#### [Source excerpt]
··········

Though this state of affairs warrants God’s condemnation of humanity, God does the opposite. He provides for his rebellious people. He fulfils his promises. He no longer speaks to his people face to face, but he speaks to them through the prophets, and opens up a way for Israel to express their relationship with him through the priesthood. Scripture itself functions as a social medium through which God relates to his people, and they exhort one another.
Throughout the Old Testament there is a longing for God’s face to be for his people, because when his face is against someone, it is a sign of curse. It looks for the opportunity for relationship with Yahweh—a closeness with the living God. Even in the exile there is a desire amongst scattered Israel to be restored as a nation. To be together in the land God promised to them. To dwell face to face in the presence of God once more.
Although Israel was eventually restored to the land, their longing for a face to face relationship with God would not be met until the coming of Jesus. In Jesus, we see the face of God. But Jesus is both God, and the mediator between man and God (1 Tim 2:5). This is not the place for an extended reflection on the Trinity; but it is pertinent that Jesus is both fully God and fully man. This enables him to be both the second person of the Trinity and the mediator who opens up the way for humans to be in a relationship with God. Though it is difficult to understand, we may also say that in a way, Jesus shows us the face of God. For when the disciples cast their eyes upon Jesus they see the Father: ‘whoever has seen me has seen the Father’ (Jn 14:9). Paul describes Christ as ‘the image of the invisible God’ (1 Cor 3:15).

··········

Spatial layout entries

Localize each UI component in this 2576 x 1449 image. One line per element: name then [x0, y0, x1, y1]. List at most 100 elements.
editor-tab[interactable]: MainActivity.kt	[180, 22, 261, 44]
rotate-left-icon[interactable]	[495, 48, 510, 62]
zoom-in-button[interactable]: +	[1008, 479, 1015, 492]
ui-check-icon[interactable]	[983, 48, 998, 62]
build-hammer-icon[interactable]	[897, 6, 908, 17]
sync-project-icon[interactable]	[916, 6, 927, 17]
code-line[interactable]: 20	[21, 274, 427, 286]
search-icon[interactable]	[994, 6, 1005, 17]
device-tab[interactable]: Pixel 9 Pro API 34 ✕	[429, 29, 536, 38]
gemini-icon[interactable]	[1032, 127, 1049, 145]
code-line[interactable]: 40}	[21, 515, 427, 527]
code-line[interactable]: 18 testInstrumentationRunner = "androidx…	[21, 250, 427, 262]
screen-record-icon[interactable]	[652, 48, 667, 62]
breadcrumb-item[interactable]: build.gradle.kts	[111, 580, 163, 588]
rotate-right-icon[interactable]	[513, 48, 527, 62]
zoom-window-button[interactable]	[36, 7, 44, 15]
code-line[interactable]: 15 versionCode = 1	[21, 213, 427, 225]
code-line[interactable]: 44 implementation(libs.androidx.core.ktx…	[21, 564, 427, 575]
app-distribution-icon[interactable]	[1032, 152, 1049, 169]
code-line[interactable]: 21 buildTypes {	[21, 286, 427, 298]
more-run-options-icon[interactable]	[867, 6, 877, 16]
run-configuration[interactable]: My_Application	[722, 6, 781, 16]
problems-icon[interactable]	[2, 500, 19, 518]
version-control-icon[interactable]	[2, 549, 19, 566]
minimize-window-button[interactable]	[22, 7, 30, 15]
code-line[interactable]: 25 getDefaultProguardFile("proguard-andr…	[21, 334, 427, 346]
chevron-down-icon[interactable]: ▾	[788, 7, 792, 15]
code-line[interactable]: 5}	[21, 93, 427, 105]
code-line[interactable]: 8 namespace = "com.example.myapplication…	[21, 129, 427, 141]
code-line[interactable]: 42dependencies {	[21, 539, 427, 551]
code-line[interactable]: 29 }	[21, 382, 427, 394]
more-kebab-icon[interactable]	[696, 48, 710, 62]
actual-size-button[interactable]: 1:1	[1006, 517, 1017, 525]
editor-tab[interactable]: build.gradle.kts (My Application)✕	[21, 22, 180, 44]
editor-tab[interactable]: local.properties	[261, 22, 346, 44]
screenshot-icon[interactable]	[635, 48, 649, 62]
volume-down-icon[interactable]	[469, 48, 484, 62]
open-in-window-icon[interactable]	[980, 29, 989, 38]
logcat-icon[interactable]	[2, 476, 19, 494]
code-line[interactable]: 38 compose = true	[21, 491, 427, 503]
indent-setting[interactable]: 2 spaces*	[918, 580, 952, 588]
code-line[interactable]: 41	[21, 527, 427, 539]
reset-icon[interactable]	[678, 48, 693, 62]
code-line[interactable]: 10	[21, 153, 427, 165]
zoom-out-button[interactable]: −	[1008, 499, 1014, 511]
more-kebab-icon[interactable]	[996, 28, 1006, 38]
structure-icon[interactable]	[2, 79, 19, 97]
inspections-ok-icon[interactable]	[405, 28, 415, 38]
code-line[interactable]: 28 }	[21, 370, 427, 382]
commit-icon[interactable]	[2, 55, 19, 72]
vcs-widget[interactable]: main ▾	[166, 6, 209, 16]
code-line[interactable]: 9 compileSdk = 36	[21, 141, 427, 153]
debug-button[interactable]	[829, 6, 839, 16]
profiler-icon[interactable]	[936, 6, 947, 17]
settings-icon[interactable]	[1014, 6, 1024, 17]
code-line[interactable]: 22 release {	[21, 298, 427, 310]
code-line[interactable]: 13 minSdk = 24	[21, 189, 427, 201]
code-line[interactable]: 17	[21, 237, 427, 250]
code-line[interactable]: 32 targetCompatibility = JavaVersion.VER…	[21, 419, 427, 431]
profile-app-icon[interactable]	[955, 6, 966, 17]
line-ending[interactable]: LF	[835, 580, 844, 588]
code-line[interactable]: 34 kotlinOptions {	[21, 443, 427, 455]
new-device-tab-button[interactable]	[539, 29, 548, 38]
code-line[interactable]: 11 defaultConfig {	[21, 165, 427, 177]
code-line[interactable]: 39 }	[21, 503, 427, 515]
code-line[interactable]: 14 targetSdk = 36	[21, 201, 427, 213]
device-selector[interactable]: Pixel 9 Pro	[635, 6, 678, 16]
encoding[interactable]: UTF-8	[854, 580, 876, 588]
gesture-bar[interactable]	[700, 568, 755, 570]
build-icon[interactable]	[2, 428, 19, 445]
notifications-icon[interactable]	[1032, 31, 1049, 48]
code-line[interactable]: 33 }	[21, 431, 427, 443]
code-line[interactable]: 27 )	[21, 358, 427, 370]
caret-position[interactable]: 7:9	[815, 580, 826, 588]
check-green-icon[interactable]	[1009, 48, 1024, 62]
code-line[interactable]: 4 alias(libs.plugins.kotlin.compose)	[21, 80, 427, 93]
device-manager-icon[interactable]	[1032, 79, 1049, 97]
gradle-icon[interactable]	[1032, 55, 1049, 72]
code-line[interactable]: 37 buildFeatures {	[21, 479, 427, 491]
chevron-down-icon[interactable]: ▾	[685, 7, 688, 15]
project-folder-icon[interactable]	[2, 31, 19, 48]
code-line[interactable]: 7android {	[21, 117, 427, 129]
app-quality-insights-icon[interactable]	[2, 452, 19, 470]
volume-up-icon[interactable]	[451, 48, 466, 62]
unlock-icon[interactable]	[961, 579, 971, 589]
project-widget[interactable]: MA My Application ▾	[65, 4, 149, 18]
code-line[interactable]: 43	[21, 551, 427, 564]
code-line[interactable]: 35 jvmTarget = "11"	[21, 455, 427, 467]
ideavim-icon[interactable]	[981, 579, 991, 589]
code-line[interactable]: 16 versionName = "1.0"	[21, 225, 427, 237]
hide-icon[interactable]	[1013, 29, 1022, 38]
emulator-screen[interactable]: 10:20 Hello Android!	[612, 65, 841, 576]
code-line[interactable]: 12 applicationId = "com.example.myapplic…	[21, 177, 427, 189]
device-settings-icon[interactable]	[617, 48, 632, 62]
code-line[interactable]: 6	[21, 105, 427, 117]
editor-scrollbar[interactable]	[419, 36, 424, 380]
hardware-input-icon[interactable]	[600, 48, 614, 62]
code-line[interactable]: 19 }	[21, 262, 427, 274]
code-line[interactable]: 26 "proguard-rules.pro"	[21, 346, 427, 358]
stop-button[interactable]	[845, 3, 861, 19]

··········

#### [Short exercise 1]
Condense the paragraph of the excerpt on God's face that opens "Throughout the Old Testament" into a short bulleted list, keeping its main facts.
#### [Short exercise 2]
Carry the excerpt on God's face forward from its final sentence, in the same voice.
Nothing in the listing is needed for the work here.

#### [Reply 1]
- The Old Testament expresses a longing for God's face to be for his people, since his face being against someone is a sign of curse.
- It seeks relationship and closeness with Yahweh, the living God.
- Even in exile, scattered Israel desires to be restored as a nation.
- That hope includes being together in the land God promised them.
- It also includes dwelling face to face in God's presence once more.

#### [Reply 2]
What this means is that in Jesus it has become possible, in some sense, to have a face to face relationship with God. It is possible, because Jesus is God. As we await the return of Jesus, it is by the Spirit that we experience some sense of this restored face to face relationship with God. As those who are indwelt by the Spirit, Christians have some taste of the intimate relationship with God, but it is still limited by our fallen nature, and we look forward to the time coming when relationship with God will not be mediated, but face to face. Revelation speaks of a perfect city where there is no temple, but we will dwell face to face with God, in perfect relationship:
And I saw no temple in the city, for its temple is the Lord God the Almighty and the Lamb. And the city has no need of sun or moon to shine on it, for the glory of God gives it light, and its lamp is the Lamb. (Rev 21:22-23)
This is not all that is achieved by Jesus. He also ‘breaks down the dividing wall of hostility’, overcoming the conflict that characterised human relationships since the Fall (Eph 2:14). This passage speaks specifically to the Jew-Gentile relationships, but has wider implications that can be seen in the book of Acts and some of the New Testament letters.
The writings of the apostles frequently reveal a sense of longing to see both those familiar to them, and those with whom they share a common bond in Christ but no direct relationship. It is in the example and exhortation of the apostles that we get a sense of how we are to pursue relationships. That is, we are to pursue them by the Spirit in the last days, looking forward to the new creation, when there will be no more pain or tears, including from broken relationships (Rev 21:4). However Paul also recognises the benefit of writing rather than being present—he can warn and admonish in a different way—yet even in this he anticipates seeing them face to face (2 Cor 7:8-16).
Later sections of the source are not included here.